DO THIS
Report how many lines of the following entries include the string "title"; respond with the number alone.

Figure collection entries

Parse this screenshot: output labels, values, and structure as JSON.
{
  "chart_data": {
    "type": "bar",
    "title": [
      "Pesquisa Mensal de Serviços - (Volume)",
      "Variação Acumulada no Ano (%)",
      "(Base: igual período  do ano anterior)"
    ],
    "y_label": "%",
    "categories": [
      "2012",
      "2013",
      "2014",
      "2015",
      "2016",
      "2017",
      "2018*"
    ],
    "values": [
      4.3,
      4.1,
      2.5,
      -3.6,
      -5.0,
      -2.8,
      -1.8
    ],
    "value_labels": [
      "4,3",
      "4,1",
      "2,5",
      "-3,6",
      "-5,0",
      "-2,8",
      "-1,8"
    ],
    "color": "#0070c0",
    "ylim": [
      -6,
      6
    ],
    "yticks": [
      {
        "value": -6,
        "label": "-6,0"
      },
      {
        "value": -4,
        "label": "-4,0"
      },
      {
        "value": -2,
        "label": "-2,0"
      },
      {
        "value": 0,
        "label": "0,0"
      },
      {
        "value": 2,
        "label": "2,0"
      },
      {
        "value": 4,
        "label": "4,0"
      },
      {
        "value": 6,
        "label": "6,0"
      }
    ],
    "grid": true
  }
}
---
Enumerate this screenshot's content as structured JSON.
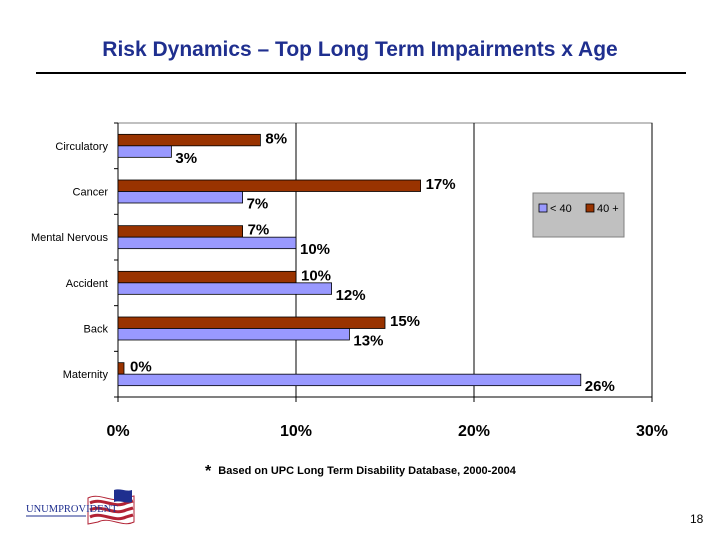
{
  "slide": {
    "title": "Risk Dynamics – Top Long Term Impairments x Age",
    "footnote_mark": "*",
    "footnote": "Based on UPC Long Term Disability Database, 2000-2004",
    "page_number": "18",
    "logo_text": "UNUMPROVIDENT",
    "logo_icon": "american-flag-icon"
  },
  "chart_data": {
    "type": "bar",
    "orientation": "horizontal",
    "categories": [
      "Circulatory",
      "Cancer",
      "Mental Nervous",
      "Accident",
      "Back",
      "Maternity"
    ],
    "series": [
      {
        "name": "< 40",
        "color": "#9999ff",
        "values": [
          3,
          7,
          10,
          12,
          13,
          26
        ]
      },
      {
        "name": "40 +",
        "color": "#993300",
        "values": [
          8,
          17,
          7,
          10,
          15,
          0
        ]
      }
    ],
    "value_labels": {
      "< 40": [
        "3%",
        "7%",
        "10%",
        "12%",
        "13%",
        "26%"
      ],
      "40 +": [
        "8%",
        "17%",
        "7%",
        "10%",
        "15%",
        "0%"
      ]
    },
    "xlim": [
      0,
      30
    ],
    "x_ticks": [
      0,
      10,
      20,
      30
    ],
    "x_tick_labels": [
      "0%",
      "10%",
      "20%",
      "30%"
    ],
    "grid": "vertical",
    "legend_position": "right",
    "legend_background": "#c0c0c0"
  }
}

SOLUTION
2